Layout element annotations
--------------------------------

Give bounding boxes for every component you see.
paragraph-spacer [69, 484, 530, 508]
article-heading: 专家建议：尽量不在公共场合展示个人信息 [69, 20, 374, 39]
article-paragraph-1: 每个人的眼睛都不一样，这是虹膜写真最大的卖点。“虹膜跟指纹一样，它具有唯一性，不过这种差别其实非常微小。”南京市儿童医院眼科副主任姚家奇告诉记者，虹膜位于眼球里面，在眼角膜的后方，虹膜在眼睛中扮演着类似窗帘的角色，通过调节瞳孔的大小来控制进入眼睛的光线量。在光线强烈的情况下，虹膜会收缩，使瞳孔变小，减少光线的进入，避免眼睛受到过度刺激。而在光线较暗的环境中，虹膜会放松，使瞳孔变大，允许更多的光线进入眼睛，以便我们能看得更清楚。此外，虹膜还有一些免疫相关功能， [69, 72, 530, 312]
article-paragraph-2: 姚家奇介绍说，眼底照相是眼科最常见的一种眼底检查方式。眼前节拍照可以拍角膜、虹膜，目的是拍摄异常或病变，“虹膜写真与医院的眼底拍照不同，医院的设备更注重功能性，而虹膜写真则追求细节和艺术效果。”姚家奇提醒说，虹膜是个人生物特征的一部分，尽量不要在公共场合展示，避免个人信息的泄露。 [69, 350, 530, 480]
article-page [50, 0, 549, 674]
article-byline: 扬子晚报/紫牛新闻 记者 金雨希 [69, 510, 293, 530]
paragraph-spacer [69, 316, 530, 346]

--------------------------------

■ **Aim**
Gather every line in the rows above that contains the word "article", and copy each one out.

■ **Written response**
article-heading: 专家建议：尽量不在公共场合展示个人信息 [69, 20, 374, 39]
article-paragraph-1: 每个人的眼睛都不一样，这是虹膜写真最大的卖点。“虹膜跟指纹一样，它具有唯一性，不过这种差别其实非常微小。”南京市儿童医院眼科副主任姚家奇告诉记者，虹膜位于眼球里面，在眼角膜的后方，虹膜在眼睛中扮演着类似窗帘的角色，通过调节瞳孔的大小来控制进入眼睛的光线量。在光线强烈的情况下，虹膜会收缩，使瞳孔变小，减少光线的进入，避免眼睛受到过度刺激。而在光线较暗的环境中，虹膜会放松，使瞳孔变大，允许更多的光线进入眼睛，以便我们能看得更清楚。此外，虹膜还有一些免疫相关功能， [69, 72, 530, 312]
article-paragraph-2: 姚家奇介绍说，眼底照相是眼科最常见的一种眼底检查方式。眼前节拍照可以拍角膜、虹膜，目的是拍摄异常或病变，“虹膜写真与医院的眼底拍照不同，医院的设备更注重功能性，而虹膜写真则追求细节和艺术效果。”姚家奇提醒说，虹膜是个人生物特征的一部分，尽量不要在公共场合展示，避免个人信息的泄露。 [69, 350, 530, 480]
article-page [50, 0, 549, 674]
article-byline: 扬子晚报/紫牛新闻 记者 金雨希 [69, 510, 293, 530]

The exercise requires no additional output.